* Problem
Leaving the pictures aside, transcribe every line below exactly.

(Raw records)
_ _ _

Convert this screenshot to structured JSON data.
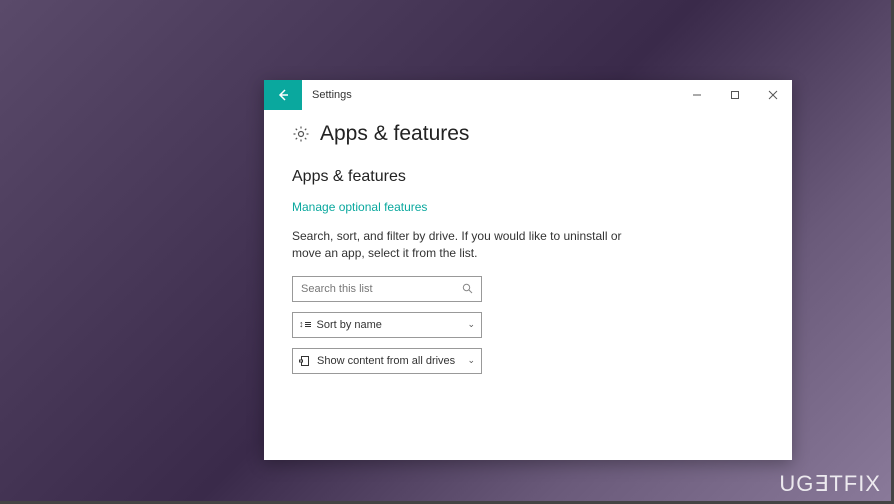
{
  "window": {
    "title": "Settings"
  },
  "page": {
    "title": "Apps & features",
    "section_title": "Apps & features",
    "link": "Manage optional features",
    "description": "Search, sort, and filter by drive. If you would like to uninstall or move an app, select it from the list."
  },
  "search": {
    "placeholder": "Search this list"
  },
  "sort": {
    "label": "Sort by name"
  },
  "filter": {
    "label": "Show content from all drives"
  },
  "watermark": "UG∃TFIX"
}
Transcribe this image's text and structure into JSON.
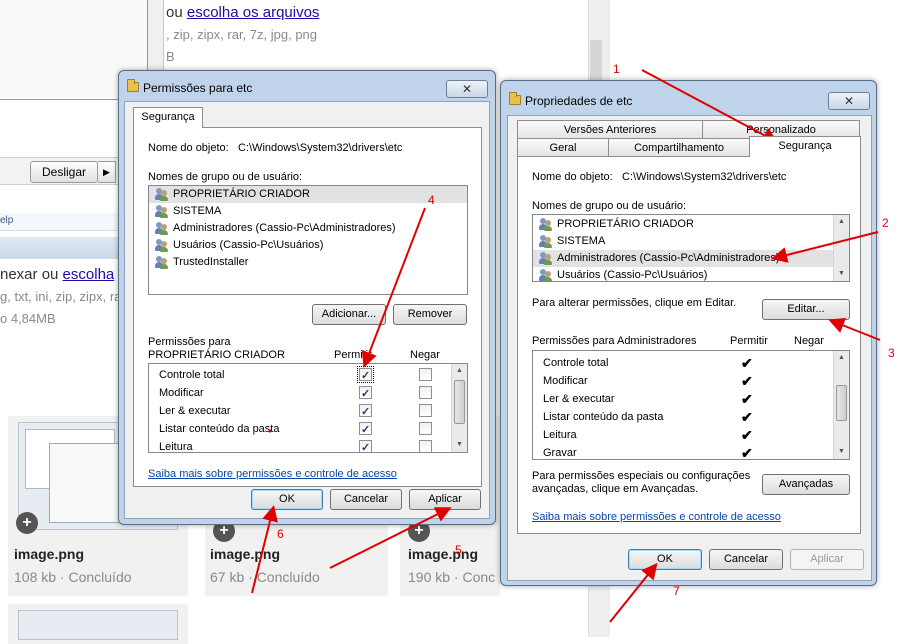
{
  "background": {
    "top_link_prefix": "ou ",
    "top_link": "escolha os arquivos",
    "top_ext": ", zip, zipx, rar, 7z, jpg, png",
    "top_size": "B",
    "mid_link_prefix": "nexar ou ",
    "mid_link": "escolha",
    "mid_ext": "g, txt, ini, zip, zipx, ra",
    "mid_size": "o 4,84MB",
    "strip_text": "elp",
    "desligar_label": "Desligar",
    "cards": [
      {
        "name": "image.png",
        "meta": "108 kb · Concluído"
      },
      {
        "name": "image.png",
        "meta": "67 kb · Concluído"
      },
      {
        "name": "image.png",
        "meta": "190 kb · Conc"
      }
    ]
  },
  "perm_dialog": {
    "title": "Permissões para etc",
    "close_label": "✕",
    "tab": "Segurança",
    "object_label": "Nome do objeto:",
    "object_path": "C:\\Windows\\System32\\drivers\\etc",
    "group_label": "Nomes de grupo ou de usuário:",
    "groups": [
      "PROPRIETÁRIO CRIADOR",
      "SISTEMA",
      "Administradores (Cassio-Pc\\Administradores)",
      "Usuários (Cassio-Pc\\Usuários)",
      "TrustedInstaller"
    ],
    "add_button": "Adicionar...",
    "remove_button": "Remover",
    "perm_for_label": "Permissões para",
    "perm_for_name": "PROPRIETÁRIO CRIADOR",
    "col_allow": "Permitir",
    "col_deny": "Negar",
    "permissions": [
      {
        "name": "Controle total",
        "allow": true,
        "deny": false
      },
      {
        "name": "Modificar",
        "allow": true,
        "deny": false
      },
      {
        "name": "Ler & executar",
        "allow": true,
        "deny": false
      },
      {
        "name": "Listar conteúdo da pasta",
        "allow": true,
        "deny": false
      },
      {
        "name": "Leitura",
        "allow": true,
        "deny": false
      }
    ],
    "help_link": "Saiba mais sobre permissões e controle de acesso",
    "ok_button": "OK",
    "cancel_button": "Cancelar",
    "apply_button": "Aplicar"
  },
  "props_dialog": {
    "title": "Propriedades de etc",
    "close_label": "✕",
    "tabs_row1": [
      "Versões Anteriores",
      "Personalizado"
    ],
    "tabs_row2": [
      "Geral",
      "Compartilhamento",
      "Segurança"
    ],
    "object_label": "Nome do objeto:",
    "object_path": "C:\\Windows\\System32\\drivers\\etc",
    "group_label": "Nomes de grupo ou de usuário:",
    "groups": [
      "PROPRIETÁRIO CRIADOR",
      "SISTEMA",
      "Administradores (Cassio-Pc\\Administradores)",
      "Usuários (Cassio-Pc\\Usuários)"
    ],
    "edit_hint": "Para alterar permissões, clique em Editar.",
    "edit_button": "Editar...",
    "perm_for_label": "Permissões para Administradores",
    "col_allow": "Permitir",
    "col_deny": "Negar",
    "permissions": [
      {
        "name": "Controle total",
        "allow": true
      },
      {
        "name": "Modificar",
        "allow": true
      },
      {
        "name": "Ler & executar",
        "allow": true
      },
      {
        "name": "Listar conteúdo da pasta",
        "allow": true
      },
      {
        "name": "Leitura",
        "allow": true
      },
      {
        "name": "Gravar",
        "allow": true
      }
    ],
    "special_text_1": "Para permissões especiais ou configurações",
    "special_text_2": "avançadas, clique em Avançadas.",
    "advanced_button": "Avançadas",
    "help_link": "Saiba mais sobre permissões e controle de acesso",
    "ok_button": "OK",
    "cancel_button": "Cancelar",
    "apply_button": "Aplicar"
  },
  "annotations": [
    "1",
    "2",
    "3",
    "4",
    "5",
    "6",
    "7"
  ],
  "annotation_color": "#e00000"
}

_ _ _

* Result
Convert this screenshot to structured JSON data.
{
  "window": {
    "title": "Settings"
  },
  "page": {
    "title": "Apps & features",
    "section_title": "Apps & features",
    "link": "Manage optional features",
    "description": "Search, sort, and filter by drive. If you would like to uninstall or move an app, select it from the list."
  },
  "search": {
    "placeholder": "Search this list"
  },
  "sort": {
    "label": "Sort by name"
  },
  "filter": {
    "label": "Show content from all drives"
  },
  "watermark": "UG∃TFIX"
}
Transcribe this image's text and structure into JSON.
{
  "background": {
    "top_link_prefix": "ou ",
    "top_link": "escolha os arquivos",
    "top_ext": ", zip, zipx, rar, 7z, jpg, png",
    "top_size": "B",
    "mid_link_prefix": "nexar ou ",
    "mid_link": "escolha",
    "mid_ext": "g, txt, ini, zip, zipx, ra",
    "mid_size": "o 4,84MB",
    "strip_text": "elp",
    "desligar_label": "Desligar",
    "cards": [
      {
        "name": "image.png",
        "meta": "108 kb · Concluído"
      },
      {
        "name": "image.png",
        "meta": "67 kb · Concluído"
      },
      {
        "name": "image.png",
        "meta": "190 kb · Conc"
      }
    ]
  },
  "perm_dialog": {
    "title": "Permissões para etc",
    "close_label": "✕",
    "tab": "Segurança",
    "object_label": "Nome do objeto:",
    "object_path": "C:\\Windows\\System32\\drivers\\etc",
    "group_label": "Nomes de grupo ou de usuário:",
    "groups": [
      "PROPRIETÁRIO CRIADOR",
      "SISTEMA",
      "Administradores (Cassio-Pc\\Administradores)",
      "Usuários (Cassio-Pc\\Usuários)",
      "TrustedInstaller"
    ],
    "add_button": "Adicionar...",
    "remove_button": "Remover",
    "perm_for_label": "Permissões para",
    "perm_for_name": "PROPRIETÁRIO CRIADOR",
    "col_allow": "Permitir",
    "col_deny": "Negar",
    "permissions": [
      {
        "name": "Controle total",
        "allow": true,
        "deny": false
      },
      {
        "name": "Modificar",
        "allow": true,
        "deny": false
      },
      {
        "name": "Ler & executar",
        "allow": true,
        "deny": false
      },
      {
        "name": "Listar conteúdo da pasta",
        "allow": true,
        "deny": false
      },
      {
        "name": "Leitura",
        "allow": true,
        "deny": false
      }
    ],
    "help_link": "Saiba mais sobre permissões e controle de acesso",
    "ok_button": "OK",
    "cancel_button": "Cancelar",
    "apply_button": "Aplicar"
  },
  "props_dialog": {
    "title": "Propriedades de etc",
    "close_label": "✕",
    "tabs_row1": [
      "Versões Anteriores",
      "Personalizado"
    ],
    "tabs_row2": [
      "Geral",
      "Compartilhamento",
      "Segurança"
    ],
    "object_label": "Nome do objeto:",
    "object_path": "C:\\Windows\\System32\\drivers\\etc",
    "group_label": "Nomes de grupo ou de usuário:",
    "groups": [
      "PROPRIETÁRIO CRIADOR",
      "SISTEMA",
      "Administradores (Cassio-Pc\\Administradores)",
      "Usuários (Cassio-Pc\\Usuários)"
    ],
    "edit_hint": "Para alterar permissões, clique em Editar.",
    "edit_button": "Editar...",
    "perm_for_label": "Permissões para Administradores",
    "col_allow": "Permitir",
    "col_deny": "Negar",
    "permissions": [
      {
        "name": "Controle total",
        "allow": true
      },
      {
        "name": "Modificar",
        "allow": true
      },
      {
        "name": "Ler & executar",
        "allow": true
      },
      {
        "name": "Listar conteúdo da pasta",
        "allow": true
      },
      {
        "name": "Leitura",
        "allow": true
      },
      {
        "name": "Gravar",
        "allow": true
      }
    ],
    "special_text_1": "Para permissões especiais ou configurações",
    "special_text_2": "avançadas, clique em Avançadas.",
    "advanced_button": "Avançadas",
    "help_link": "Saiba mais sobre permissões e controle de acesso",
    "ok_button": "OK",
    "cancel_button": "Cancelar",
    "apply_button": "Aplicar"
  },
  "annotations": [
    "1",
    "2",
    "3",
    "4",
    "5",
    "6",
    "7"
  ],
  "annotation_color": "#e00000"
}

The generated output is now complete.